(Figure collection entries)
----------
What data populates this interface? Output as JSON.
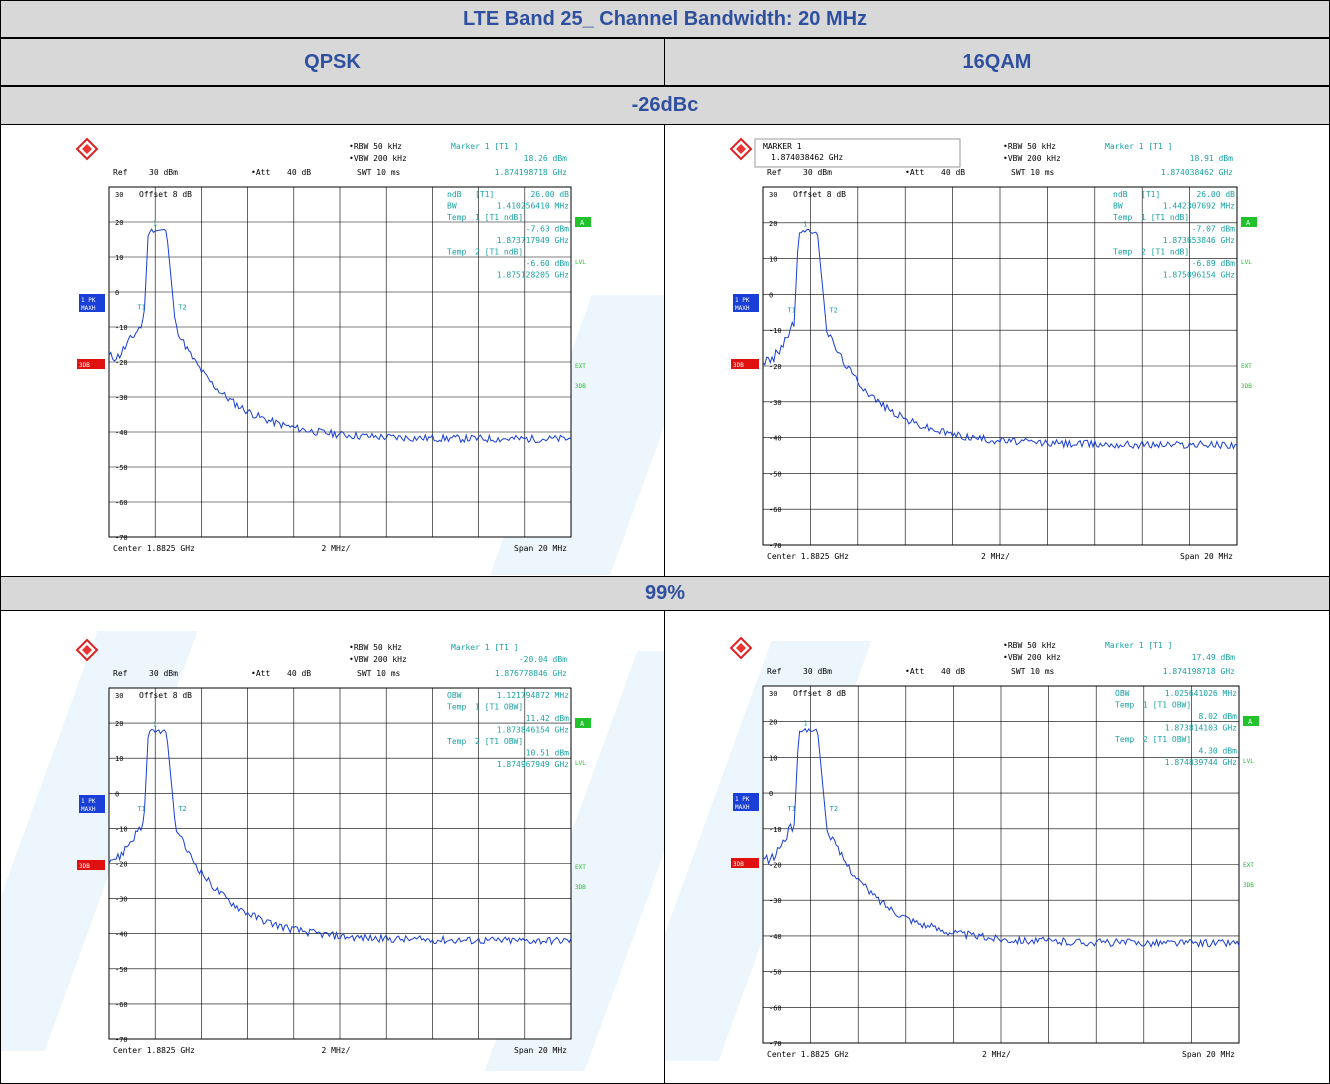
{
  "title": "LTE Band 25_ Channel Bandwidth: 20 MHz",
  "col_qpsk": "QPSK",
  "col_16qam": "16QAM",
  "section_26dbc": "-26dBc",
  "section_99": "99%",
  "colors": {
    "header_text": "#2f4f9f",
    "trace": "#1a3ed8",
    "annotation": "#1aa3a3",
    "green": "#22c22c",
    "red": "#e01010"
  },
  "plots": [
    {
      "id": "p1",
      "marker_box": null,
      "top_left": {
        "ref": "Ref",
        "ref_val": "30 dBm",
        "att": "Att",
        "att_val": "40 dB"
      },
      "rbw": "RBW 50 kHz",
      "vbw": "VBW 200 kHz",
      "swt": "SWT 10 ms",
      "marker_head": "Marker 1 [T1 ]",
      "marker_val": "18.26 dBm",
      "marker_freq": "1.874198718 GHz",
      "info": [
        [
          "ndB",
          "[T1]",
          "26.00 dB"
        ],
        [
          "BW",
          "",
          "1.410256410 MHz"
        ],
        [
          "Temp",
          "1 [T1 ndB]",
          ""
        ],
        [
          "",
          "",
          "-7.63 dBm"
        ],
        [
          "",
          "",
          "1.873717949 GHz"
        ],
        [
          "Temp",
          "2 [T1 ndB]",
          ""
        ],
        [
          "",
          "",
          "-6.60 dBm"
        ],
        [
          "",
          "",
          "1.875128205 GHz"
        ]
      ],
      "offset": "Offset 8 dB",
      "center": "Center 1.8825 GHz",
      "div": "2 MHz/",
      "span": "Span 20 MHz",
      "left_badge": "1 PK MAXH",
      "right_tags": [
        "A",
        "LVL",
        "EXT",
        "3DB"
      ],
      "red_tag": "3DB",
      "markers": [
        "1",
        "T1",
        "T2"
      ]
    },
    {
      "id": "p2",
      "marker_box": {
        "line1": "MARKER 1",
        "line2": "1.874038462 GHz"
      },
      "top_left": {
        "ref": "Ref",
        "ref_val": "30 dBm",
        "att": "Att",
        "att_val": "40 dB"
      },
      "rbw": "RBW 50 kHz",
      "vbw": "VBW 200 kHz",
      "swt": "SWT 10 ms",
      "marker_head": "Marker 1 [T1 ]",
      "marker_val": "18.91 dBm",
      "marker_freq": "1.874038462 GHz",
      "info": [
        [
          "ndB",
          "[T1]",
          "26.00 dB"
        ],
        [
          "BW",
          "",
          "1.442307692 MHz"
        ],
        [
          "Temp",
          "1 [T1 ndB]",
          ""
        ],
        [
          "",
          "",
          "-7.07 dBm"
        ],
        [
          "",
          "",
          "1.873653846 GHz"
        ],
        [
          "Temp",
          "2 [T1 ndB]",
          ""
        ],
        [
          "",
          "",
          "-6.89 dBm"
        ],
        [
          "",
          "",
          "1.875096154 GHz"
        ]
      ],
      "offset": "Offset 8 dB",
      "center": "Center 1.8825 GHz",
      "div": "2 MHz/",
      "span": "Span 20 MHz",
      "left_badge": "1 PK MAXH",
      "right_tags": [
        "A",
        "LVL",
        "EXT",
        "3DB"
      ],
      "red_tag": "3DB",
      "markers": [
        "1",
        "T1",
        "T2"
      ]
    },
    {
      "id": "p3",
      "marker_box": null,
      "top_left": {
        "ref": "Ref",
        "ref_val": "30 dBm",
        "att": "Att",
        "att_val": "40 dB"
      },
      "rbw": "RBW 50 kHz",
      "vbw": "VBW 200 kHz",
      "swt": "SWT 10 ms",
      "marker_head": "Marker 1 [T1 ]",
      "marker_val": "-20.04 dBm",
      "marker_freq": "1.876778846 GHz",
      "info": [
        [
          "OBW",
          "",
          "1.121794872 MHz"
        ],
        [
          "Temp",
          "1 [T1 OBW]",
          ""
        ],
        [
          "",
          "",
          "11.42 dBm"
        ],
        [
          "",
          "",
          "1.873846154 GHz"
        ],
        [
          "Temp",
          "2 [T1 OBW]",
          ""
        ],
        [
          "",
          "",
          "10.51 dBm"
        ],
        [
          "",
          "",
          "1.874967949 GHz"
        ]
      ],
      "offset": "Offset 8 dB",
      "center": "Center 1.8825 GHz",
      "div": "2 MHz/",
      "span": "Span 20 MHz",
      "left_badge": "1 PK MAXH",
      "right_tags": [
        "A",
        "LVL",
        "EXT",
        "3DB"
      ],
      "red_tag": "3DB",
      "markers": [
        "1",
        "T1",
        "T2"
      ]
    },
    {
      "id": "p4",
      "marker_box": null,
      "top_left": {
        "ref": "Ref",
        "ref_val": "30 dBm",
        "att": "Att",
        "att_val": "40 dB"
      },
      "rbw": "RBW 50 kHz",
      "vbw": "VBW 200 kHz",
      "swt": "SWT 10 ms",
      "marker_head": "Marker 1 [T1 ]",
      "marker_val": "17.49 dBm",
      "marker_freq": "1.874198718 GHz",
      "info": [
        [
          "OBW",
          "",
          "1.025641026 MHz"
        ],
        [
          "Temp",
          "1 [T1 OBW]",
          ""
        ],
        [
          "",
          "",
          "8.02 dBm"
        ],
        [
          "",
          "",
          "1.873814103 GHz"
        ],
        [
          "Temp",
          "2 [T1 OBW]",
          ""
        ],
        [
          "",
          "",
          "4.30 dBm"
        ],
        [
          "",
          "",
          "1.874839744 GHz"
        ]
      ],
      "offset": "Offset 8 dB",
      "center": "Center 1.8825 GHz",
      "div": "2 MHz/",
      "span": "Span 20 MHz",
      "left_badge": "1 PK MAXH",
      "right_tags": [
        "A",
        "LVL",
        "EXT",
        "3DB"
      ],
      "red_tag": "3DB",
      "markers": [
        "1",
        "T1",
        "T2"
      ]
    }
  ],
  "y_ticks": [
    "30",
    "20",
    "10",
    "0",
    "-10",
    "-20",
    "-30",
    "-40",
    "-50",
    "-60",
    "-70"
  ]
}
----------
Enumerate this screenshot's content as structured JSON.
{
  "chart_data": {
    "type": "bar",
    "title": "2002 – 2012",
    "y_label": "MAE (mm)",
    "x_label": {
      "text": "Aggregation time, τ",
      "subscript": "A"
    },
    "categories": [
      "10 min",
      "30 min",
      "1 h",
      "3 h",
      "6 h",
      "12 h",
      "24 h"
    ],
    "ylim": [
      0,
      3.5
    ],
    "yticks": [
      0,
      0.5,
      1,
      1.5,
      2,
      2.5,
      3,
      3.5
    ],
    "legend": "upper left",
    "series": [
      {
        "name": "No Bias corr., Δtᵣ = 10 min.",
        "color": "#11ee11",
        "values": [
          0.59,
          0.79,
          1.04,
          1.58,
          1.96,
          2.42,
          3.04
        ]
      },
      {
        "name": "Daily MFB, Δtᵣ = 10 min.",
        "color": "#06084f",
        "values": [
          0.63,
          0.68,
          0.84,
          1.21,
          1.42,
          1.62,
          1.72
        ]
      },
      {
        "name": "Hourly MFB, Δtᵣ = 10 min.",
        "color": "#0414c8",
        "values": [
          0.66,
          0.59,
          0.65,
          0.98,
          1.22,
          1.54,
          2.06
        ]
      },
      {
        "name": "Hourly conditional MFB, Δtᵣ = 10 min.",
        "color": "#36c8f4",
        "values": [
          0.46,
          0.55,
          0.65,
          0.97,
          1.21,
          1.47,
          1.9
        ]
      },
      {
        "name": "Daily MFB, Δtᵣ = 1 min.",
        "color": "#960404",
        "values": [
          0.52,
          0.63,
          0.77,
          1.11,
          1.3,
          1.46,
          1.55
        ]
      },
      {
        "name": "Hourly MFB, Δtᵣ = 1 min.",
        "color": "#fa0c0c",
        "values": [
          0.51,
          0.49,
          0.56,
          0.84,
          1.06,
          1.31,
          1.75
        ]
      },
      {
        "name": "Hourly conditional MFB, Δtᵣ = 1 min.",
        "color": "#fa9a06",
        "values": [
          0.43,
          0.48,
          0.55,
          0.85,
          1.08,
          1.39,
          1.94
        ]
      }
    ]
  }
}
----------
__Problem to work on__:
Write down every line of the data above that includes the string "Daily".

__Expected answer__:
        "name": "Daily MFB, Δtᵣ = 10 min.",
        "name": "Daily MFB, Δtᵣ = 1 min.",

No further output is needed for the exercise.